[Dataset items]
* * * * *

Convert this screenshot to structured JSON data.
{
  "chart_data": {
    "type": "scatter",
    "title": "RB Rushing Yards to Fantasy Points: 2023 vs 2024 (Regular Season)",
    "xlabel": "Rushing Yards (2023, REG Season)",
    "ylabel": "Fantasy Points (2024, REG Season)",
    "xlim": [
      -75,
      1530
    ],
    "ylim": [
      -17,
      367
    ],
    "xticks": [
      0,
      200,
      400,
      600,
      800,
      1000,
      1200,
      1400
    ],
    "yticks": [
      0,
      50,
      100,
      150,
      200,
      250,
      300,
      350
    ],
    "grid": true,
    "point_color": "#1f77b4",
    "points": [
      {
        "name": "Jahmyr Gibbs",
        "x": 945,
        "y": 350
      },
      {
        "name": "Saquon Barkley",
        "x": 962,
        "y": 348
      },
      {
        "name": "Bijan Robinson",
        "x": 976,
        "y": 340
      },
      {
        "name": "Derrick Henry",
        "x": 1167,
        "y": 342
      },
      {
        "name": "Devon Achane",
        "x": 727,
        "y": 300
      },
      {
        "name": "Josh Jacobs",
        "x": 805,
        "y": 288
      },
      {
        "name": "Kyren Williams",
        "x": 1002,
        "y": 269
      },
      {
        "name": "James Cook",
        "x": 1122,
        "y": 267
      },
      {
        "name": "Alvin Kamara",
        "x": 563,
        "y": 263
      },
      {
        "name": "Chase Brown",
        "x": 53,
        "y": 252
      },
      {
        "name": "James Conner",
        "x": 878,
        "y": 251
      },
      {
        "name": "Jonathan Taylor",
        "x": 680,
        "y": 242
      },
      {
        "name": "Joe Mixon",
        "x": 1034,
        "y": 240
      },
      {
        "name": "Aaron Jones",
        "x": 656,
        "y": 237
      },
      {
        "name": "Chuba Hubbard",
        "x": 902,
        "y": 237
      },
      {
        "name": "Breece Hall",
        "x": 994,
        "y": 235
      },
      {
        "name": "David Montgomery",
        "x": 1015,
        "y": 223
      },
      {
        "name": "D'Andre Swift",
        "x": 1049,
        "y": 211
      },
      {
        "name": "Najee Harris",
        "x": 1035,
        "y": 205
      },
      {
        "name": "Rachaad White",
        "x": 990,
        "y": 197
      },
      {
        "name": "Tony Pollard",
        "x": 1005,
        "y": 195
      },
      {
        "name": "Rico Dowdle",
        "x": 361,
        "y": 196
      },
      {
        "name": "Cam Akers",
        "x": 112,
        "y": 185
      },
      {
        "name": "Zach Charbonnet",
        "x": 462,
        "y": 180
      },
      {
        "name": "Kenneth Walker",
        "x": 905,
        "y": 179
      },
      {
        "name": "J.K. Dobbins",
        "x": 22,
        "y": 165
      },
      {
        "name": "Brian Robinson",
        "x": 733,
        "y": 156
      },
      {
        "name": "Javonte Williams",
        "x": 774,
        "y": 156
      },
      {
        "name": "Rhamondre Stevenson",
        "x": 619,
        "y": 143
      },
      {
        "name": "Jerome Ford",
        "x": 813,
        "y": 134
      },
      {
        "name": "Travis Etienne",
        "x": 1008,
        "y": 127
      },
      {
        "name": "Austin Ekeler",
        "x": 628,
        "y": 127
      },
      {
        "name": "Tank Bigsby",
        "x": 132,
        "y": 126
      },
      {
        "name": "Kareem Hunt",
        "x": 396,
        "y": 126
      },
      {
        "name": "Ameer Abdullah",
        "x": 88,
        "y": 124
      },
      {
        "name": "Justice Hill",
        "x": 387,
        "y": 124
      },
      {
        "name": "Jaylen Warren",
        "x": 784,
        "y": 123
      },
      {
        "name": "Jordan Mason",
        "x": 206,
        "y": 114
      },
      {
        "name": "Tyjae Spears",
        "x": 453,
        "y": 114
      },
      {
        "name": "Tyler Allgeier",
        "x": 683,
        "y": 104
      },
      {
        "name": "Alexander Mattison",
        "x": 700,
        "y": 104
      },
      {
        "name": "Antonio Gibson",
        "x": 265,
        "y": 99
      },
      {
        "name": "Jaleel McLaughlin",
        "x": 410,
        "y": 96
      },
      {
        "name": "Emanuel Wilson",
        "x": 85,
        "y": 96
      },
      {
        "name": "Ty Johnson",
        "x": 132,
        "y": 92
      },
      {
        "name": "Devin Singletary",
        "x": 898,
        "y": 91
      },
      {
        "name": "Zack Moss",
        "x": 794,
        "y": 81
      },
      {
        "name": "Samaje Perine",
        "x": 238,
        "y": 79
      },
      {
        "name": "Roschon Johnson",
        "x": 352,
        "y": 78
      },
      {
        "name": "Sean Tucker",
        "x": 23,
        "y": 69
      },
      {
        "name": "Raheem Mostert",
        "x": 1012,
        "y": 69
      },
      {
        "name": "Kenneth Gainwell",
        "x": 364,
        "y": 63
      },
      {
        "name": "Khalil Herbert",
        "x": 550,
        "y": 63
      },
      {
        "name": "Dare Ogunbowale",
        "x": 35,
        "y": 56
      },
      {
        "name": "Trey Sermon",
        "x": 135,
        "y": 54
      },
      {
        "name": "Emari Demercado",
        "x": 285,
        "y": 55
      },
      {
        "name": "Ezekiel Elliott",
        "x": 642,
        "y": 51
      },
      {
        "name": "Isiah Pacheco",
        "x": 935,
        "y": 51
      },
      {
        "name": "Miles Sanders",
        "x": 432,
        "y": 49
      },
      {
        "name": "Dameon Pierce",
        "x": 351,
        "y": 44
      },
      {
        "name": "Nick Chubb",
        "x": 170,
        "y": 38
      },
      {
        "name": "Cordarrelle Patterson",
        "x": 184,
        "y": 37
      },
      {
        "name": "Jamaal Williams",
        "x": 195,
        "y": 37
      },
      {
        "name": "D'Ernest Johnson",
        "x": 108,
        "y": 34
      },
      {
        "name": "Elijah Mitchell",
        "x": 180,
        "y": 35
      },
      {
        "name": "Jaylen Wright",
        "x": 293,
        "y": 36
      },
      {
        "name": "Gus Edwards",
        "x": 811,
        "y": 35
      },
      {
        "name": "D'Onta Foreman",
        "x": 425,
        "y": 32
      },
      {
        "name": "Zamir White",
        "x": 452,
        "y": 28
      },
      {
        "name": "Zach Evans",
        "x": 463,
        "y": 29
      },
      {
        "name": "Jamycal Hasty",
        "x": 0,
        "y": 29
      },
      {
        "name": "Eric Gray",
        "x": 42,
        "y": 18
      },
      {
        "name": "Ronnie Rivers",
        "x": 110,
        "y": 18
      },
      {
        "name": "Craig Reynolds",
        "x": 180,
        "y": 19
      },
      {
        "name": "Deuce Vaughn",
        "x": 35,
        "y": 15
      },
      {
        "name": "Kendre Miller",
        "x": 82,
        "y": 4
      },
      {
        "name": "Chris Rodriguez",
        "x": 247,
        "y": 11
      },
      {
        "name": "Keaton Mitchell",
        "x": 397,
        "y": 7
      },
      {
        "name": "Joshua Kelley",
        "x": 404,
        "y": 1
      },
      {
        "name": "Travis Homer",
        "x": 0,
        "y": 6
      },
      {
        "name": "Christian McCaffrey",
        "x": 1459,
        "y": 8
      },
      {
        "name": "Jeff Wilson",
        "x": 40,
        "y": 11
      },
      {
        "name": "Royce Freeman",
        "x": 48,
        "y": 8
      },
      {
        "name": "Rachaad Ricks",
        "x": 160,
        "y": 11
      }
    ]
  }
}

* * * * *

**SET TASK**
Retype the whole listing above exactly.

**SOLUTION TO THIS TASK**
Convert this screenshot to structured JSON data.
{
  "chart_data": {
    "type": "scatter",
    "title": "RB Rushing Yards to Fantasy Points: 2023 vs 2024 (Regular Season)",
    "xlabel": "Rushing Yards (2023, REG Season)",
    "ylabel": "Fantasy Points (2024, REG Season)",
    "xlim": [
      -75,
      1530
    ],
    "ylim": [
      -17,
      367
    ],
    "xticks": [
      0,
      200,
      400,
      600,
      800,
      1000,
      1200,
      1400
    ],
    "yticks": [
      0,
      50,
      100,
      150,
      200,
      250,
      300,
      350
    ],
    "grid": true,
    "point_color": "#1f77b4",
    "points": [
      {
        "name": "Jahmyr Gibbs",
        "x": 945,
        "y": 350
      },
      {
        "name": "Saquon Barkley",
        "x": 962,
        "y": 348
      },
      {
        "name": "Bijan Robinson",
        "x": 976,
        "y": 340
      },
      {
        "name": "Derrick Henry",
        "x": 1167,
        "y": 342
      },
      {
        "name": "Devon Achane",
        "x": 727,
        "y": 300
      },
      {
        "name": "Josh Jacobs",
        "x": 805,
        "y": 288
      },
      {
        "name": "Kyren Williams",
        "x": 1002,
        "y": 269
      },
      {
        "name": "James Cook",
        "x": 1122,
        "y": 267
      },
      {
        "name": "Alvin Kamara",
        "x": 563,
        "y": 263
      },
      {
        "name": "Chase Brown",
        "x": 53,
        "y": 252
      },
      {
        "name": "James Conner",
        "x": 878,
        "y": 251
      },
      {
        "name": "Jonathan Taylor",
        "x": 680,
        "y": 242
      },
      {
        "name": "Joe Mixon",
        "x": 1034,
        "y": 240
      },
      {
        "name": "Aaron Jones",
        "x": 656,
        "y": 237
      },
      {
        "name": "Chuba Hubbard",
        "x": 902,
        "y": 237
      },
      {
        "name": "Breece Hall",
        "x": 994,
        "y": 235
      },
      {
        "name": "David Montgomery",
        "x": 1015,
        "y": 223
      },
      {
        "name": "D'Andre Swift",
        "x": 1049,
        "y": 211
      },
      {
        "name": "Najee Harris",
        "x": 1035,
        "y": 205
      },
      {
        "name": "Rachaad White",
        "x": 990,
        "y": 197
      },
      {
        "name": "Tony Pollard",
        "x": 1005,
        "y": 195
      },
      {
        "name": "Rico Dowdle",
        "x": 361,
        "y": 196
      },
      {
        "name": "Cam Akers",
        "x": 112,
        "y": 185
      },
      {
        "name": "Zach Charbonnet",
        "x": 462,
        "y": 180
      },
      {
        "name": "Kenneth Walker",
        "x": 905,
        "y": 179
      },
      {
        "name": "J.K. Dobbins",
        "x": 22,
        "y": 165
      },
      {
        "name": "Brian Robinson",
        "x": 733,
        "y": 156
      },
      {
        "name": "Javonte Williams",
        "x": 774,
        "y": 156
      },
      {
        "name": "Rhamondre Stevenson",
        "x": 619,
        "y": 143
      },
      {
        "name": "Jerome Ford",
        "x": 813,
        "y": 134
      },
      {
        "name": "Travis Etienne",
        "x": 1008,
        "y": 127
      },
      {
        "name": "Austin Ekeler",
        "x": 628,
        "y": 127
      },
      {
        "name": "Tank Bigsby",
        "x": 132,
        "y": 126
      },
      {
        "name": "Kareem Hunt",
        "x": 396,
        "y": 126
      },
      {
        "name": "Ameer Abdullah",
        "x": 88,
        "y": 124
      },
      {
        "name": "Justice Hill",
        "x": 387,
        "y": 124
      },
      {
        "name": "Jaylen Warren",
        "x": 784,
        "y": 123
      },
      {
        "name": "Jordan Mason",
        "x": 206,
        "y": 114
      },
      {
        "name": "Tyjae Spears",
        "x": 453,
        "y": 114
      },
      {
        "name": "Tyler Allgeier",
        "x": 683,
        "y": 104
      },
      {
        "name": "Alexander Mattison",
        "x": 700,
        "y": 104
      },
      {
        "name": "Antonio Gibson",
        "x": 265,
        "y": 99
      },
      {
        "name": "Jaleel McLaughlin",
        "x": 410,
        "y": 96
      },
      {
        "name": "Emanuel Wilson",
        "x": 85,
        "y": 96
      },
      {
        "name": "Ty Johnson",
        "x": 132,
        "y": 92
      },
      {
        "name": "Devin Singletary",
        "x": 898,
        "y": 91
      },
      {
        "name": "Zack Moss",
        "x": 794,
        "y": 81
      },
      {
        "name": "Samaje Perine",
        "x": 238,
        "y": 79
      },
      {
        "name": "Roschon Johnson",
        "x": 352,
        "y": 78
      },
      {
        "name": "Sean Tucker",
        "x": 23,
        "y": 69
      },
      {
        "name": "Raheem Mostert",
        "x": 1012,
        "y": 69
      },
      {
        "name": "Kenneth Gainwell",
        "x": 364,
        "y": 63
      },
      {
        "name": "Khalil Herbert",
        "x": 550,
        "y": 63
      },
      {
        "name": "Dare Ogunbowale",
        "x": 35,
        "y": 56
      },
      {
        "name": "Trey Sermon",
        "x": 135,
        "y": 54
      },
      {
        "name": "Emari Demercado",
        "x": 285,
        "y": 55
      },
      {
        "name": "Ezekiel Elliott",
        "x": 642,
        "y": 51
      },
      {
        "name": "Isiah Pacheco",
        "x": 935,
        "y": 51
      },
      {
        "name": "Miles Sanders",
        "x": 432,
        "y": 49
      },
      {
        "name": "Dameon Pierce",
        "x": 351,
        "y": 44
      },
      {
        "name": "Nick Chubb",
        "x": 170,
        "y": 38
      },
      {
        "name": "Cordarrelle Patterson",
        "x": 184,
        "y": 37
      },
      {
        "name": "Jamaal Williams",
        "x": 195,
        "y": 37
      },
      {
        "name": "D'Ernest Johnson",
        "x": 108,
        "y": 34
      },
      {
        "name": "Elijah Mitchell",
        "x": 180,
        "y": 35
      },
      {
        "name": "Jaylen Wright",
        "x": 293,
        "y": 36
      },
      {
        "name": "Gus Edwards",
        "x": 811,
        "y": 35
      },
      {
        "name": "D'Onta Foreman",
        "x": 425,
        "y": 32
      },
      {
        "name": "Zamir White",
        "x": 452,
        "y": 28
      },
      {
        "name": "Zach Evans",
        "x": 463,
        "y": 29
      },
      {
        "name": "Jamycal Hasty",
        "x": 0,
        "y": 29
      },
      {
        "name": "Eric Gray",
        "x": 42,
        "y": 18
      },
      {
        "name": "Ronnie Rivers",
        "x": 110,
        "y": 18
      },
      {
        "name": "Craig Reynolds",
        "x": 180,
        "y": 19
      },
      {
        "name": "Deuce Vaughn",
        "x": 35,
        "y": 15
      },
      {
        "name": "Kendre Miller",
        "x": 82,
        "y": 4
      },
      {
        "name": "Chris Rodriguez",
        "x": 247,
        "y": 11
      },
      {
        "name": "Keaton Mitchell",
        "x": 397,
        "y": 7
      },
      {
        "name": "Joshua Kelley",
        "x": 404,
        "y": 1
      },
      {
        "name": "Travis Homer",
        "x": 0,
        "y": 6
      },
      {
        "name": "Christian McCaffrey",
        "x": 1459,
        "y": 8
      },
      {
        "name": "Jeff Wilson",
        "x": 40,
        "y": 11
      },
      {
        "name": "Royce Freeman",
        "x": 48,
        "y": 8
      },
      {
        "name": "Rachaad Ricks",
        "x": 160,
        "y": 11
      }
    ]
  }
}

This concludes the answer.